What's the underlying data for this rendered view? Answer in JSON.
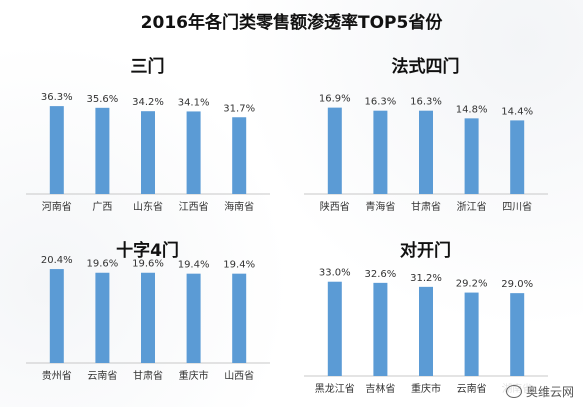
{
  "title": "2016年各门类零售额渗透率TOP5省份",
  "watermark": "奥维云网",
  "colors": {
    "bar": "#5b9bd5",
    "axis": "#c8c8c8",
    "text": "#333333"
  },
  "chart_data": [
    {
      "type": "bar",
      "title": "三门",
      "categories": [
        "河南省",
        "广西",
        "山东省",
        "江西省",
        "海南省"
      ],
      "values": [
        36.3,
        35.6,
        34.2,
        34.1,
        31.7
      ],
      "value_labels": [
        "36.3%",
        "35.6%",
        "34.2%",
        "34.1%",
        "31.7%"
      ],
      "grid": false,
      "legend": "none"
    },
    {
      "type": "bar",
      "title": "法式四门",
      "categories": [
        "陕西省",
        "青海省",
        "甘肃省",
        "浙江省",
        "四川省"
      ],
      "values": [
        16.9,
        16.3,
        16.3,
        14.8,
        14.4
      ],
      "value_labels": [
        "16.9%",
        "16.3%",
        "16.3%",
        "14.8%",
        "14.4%"
      ],
      "grid": false,
      "legend": "none"
    },
    {
      "type": "bar",
      "title": "十字4门",
      "categories": [
        "贵州省",
        "云南省",
        "甘肃省",
        "重庆市",
        "山西省"
      ],
      "values": [
        20.4,
        19.6,
        19.6,
        19.4,
        19.4
      ],
      "value_labels": [
        "20.4%",
        "19.6%",
        "19.6%",
        "19.4%",
        "19.4%"
      ],
      "grid": false,
      "legend": "none"
    },
    {
      "type": "bar",
      "title": "对开门",
      "categories": [
        "黑龙江省",
        "吉林省",
        "重庆市",
        "云南省",
        "湖南省"
      ],
      "values": [
        33.0,
        32.6,
        31.2,
        29.2,
        29.0
      ],
      "value_labels": [
        "33.0%",
        "32.6%",
        "31.2%",
        "29.2%",
        "29.0%"
      ],
      "grid": false,
      "legend": "none"
    }
  ]
}
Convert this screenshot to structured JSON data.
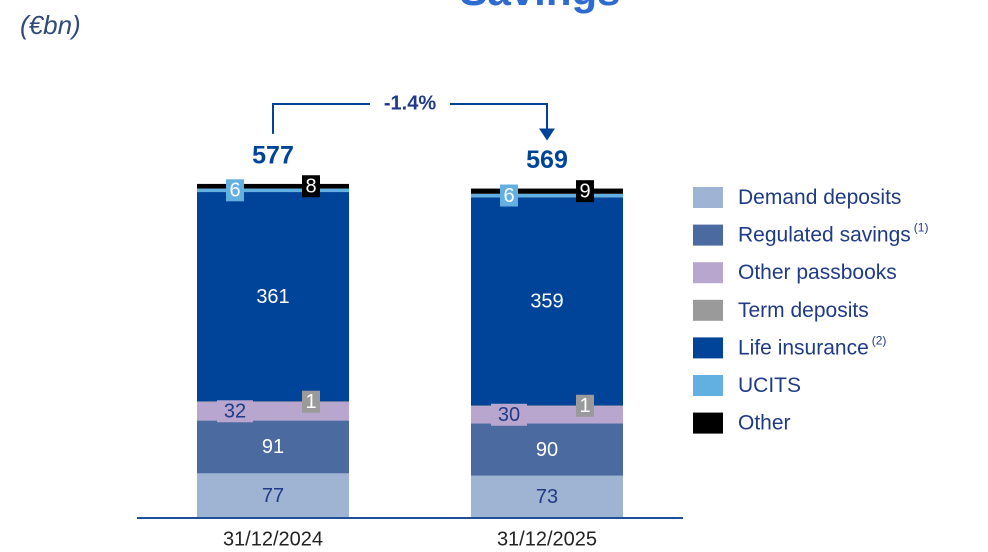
{
  "chart_data": {
    "type": "stacked_bar",
    "title": "Savings",
    "subtitle": "(€bn)",
    "annotation": "-1.4%",
    "categories": [
      "31/12/2024",
      "31/12/2025"
    ],
    "totals": [
      577,
      569
    ],
    "ylim": [
      0,
      900
    ],
    "series": [
      {
        "name": "Demand deposits",
        "color": "#9fb3d3",
        "values": [
          77,
          73
        ]
      },
      {
        "name": "Regulated savings",
        "footnote": "(1)",
        "color": "#4a6aa0",
        "values": [
          91,
          90
        ]
      },
      {
        "name": "Other passbooks",
        "color": "#b9a6cf",
        "values": [
          32,
          30
        ]
      },
      {
        "name": "Term deposits",
        "color": "#9a9a9a",
        "values": [
          1,
          1
        ]
      },
      {
        "name": "Life insurance",
        "footnote": "(2)",
        "color": "#00449a",
        "values": [
          361,
          359
        ]
      },
      {
        "name": "UCITS",
        "color": "#62b0e2",
        "values": [
          6,
          6
        ]
      },
      {
        "name": "Other",
        "color": "#000000",
        "values": [
          8,
          9
        ]
      }
    ],
    "legend": "right"
  }
}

################

Goal —
Using the listing above, list every line in which the string "name" occurs.

Answer to the problem —
        "name": "Demand deposits",
        "name": "Regulated savings",
        "name": "Other passbooks",
        "name": "Term deposits",
        "name": "Life insurance",
        "name": "UCITS",
        "name": "Other",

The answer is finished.